[Data records]
····················
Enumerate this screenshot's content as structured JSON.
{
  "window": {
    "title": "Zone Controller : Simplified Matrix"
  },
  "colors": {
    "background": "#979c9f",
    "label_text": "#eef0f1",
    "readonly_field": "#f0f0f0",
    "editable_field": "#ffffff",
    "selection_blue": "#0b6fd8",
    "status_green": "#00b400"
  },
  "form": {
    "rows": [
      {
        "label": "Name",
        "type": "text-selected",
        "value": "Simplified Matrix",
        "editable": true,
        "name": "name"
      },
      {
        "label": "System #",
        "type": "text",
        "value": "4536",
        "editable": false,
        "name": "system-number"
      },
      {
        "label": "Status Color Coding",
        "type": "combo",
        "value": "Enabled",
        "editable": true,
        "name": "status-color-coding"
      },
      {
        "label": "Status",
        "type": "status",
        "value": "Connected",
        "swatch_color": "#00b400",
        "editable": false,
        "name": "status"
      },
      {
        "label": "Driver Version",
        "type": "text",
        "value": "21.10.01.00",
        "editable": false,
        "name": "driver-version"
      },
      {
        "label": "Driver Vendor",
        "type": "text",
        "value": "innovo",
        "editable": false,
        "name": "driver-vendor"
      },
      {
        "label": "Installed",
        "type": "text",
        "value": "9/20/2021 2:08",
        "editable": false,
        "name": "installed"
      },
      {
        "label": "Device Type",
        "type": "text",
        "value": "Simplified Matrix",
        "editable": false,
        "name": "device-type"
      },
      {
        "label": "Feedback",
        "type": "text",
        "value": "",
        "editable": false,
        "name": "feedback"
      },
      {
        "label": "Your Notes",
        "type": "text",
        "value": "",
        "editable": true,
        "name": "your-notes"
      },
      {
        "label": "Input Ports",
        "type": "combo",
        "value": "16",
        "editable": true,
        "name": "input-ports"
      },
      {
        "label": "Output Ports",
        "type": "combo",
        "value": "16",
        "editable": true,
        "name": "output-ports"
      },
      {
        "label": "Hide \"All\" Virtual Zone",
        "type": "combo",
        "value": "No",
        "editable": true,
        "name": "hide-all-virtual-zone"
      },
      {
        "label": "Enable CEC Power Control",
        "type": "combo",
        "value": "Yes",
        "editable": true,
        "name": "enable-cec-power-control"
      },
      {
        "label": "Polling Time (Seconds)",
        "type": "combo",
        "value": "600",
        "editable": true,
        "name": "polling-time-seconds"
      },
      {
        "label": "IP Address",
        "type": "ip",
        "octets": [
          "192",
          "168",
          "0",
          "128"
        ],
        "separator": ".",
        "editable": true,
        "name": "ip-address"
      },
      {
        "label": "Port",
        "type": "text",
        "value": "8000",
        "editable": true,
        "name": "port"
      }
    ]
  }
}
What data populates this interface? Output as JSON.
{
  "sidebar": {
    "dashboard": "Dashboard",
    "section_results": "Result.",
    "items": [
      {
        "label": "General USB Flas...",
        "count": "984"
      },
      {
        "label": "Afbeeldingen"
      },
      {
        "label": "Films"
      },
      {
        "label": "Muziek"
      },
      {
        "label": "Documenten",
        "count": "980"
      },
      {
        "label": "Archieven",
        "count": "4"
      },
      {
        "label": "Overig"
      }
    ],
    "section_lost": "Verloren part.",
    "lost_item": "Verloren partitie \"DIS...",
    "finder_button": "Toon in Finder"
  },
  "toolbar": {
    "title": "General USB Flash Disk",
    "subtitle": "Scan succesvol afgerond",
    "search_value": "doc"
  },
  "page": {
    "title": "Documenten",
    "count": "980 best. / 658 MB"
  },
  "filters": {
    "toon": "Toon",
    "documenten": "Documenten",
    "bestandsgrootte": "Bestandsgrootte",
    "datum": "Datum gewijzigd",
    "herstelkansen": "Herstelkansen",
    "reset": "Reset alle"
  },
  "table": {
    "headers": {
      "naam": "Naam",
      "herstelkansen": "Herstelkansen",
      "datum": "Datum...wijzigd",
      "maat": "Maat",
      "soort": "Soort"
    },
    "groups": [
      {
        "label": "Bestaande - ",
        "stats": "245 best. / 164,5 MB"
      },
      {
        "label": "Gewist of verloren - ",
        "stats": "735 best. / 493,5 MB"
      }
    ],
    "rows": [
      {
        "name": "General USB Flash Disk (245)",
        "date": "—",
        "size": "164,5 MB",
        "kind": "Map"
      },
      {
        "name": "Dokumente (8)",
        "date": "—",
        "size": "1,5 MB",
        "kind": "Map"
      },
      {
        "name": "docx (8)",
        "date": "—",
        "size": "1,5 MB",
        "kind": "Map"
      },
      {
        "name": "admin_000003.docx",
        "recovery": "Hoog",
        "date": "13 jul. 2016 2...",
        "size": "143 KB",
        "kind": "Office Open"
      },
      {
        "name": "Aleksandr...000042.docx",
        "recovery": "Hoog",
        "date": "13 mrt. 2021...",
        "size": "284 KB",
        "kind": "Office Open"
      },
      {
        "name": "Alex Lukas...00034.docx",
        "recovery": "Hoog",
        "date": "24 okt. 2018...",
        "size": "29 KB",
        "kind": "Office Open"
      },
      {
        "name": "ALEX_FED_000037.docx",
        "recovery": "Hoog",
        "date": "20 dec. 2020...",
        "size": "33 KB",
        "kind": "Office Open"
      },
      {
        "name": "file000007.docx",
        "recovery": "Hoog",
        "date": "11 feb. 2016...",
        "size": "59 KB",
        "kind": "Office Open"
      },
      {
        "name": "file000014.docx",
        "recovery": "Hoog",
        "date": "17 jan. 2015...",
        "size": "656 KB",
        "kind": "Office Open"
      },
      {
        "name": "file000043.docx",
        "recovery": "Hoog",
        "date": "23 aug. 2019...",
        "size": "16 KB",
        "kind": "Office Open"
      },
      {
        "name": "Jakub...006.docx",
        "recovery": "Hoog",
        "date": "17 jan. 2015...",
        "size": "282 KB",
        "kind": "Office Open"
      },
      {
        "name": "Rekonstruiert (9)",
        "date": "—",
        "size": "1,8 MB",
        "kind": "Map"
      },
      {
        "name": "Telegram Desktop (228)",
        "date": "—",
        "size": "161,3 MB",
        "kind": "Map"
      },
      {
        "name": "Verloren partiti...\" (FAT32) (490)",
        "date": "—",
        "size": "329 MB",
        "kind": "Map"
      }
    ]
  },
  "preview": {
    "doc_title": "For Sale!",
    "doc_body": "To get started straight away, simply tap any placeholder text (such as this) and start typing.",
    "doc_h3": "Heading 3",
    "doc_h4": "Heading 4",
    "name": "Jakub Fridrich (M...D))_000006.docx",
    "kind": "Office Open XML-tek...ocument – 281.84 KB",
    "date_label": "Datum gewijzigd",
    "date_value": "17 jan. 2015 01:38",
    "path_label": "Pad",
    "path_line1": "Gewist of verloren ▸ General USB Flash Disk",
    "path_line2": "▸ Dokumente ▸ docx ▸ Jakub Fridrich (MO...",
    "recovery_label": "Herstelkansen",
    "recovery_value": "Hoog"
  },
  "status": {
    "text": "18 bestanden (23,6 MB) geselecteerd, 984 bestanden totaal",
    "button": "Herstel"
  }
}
····················
## Exercise goal
List each line in the listing that contains the string "gewijzigd".

## Answer to this task
    "datum": "Datum gewijzigd",
    "date_label": "Datum gewijzigd",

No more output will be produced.